* _GIVEN INSTRUCTION_: Copy out each line of the data that holds the word "name".

* _INFORMATION PROVIDED_:
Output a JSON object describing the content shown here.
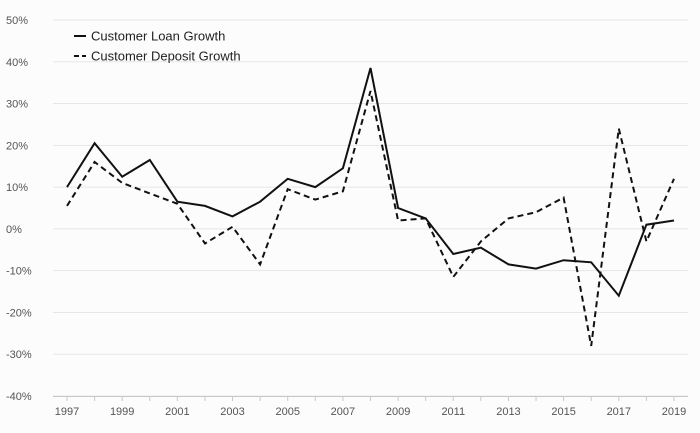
{
  "chart_data": {
    "type": "line",
    "title": "",
    "xlabel": "",
    "ylabel": "",
    "x": [
      1997,
      1998,
      1999,
      2000,
      2001,
      2002,
      2003,
      2004,
      2005,
      2006,
      2007,
      2008,
      2009,
      2010,
      2011,
      2012,
      2013,
      2014,
      2015,
      2016,
      2017,
      2018,
      2019
    ],
    "xlim": [
      1997,
      2019
    ],
    "x_tick_values": [
      1997,
      1999,
      2001,
      2003,
      2005,
      2007,
      2009,
      2011,
      2013,
      2015,
      2017,
      2019
    ],
    "x_tick_labels": [
      "1997",
      "1999",
      "2001",
      "2003",
      "2005",
      "2007",
      "2009",
      "2011",
      "2013",
      "2015",
      "2017",
      "2019"
    ],
    "ylim": [
      -40,
      50
    ],
    "y_tick_values": [
      50,
      40,
      30,
      20,
      10,
      0,
      -10,
      -20,
      -30,
      -40
    ],
    "y_tick_labels": [
      "50%",
      "40%",
      "30%",
      "20%",
      "10%",
      "0%",
      "-10%",
      "-20%",
      "-30%",
      "-40%"
    ],
    "grid": "horizontal",
    "legend_position": "top-left",
    "series": [
      {
        "name": "Customer Loan Growth",
        "style": "solid",
        "color": "#111111",
        "values": [
          10,
          20.5,
          12.5,
          16.5,
          6.5,
          5.5,
          3,
          6.5,
          12,
          10,
          14.5,
          38.5,
          5,
          2.5,
          -6,
          -4.5,
          -8.5,
          -9.5,
          -7.5,
          -8,
          -16,
          1,
          2
        ]
      },
      {
        "name": "Customer Deposit Growth",
        "style": "dashed",
        "color": "#111111",
        "values": [
          5.5,
          16,
          11,
          8.5,
          6,
          -3.5,
          0.5,
          -8.5,
          9.5,
          7,
          9,
          33,
          2,
          2.5,
          -11.5,
          -3,
          2.5,
          4,
          7.5,
          -28,
          24,
          -3,
          12
        ]
      }
    ]
  }
}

* _ANSWER_:
        "name": "Customer Loan Growth",
        "name": "Customer Deposit Growth",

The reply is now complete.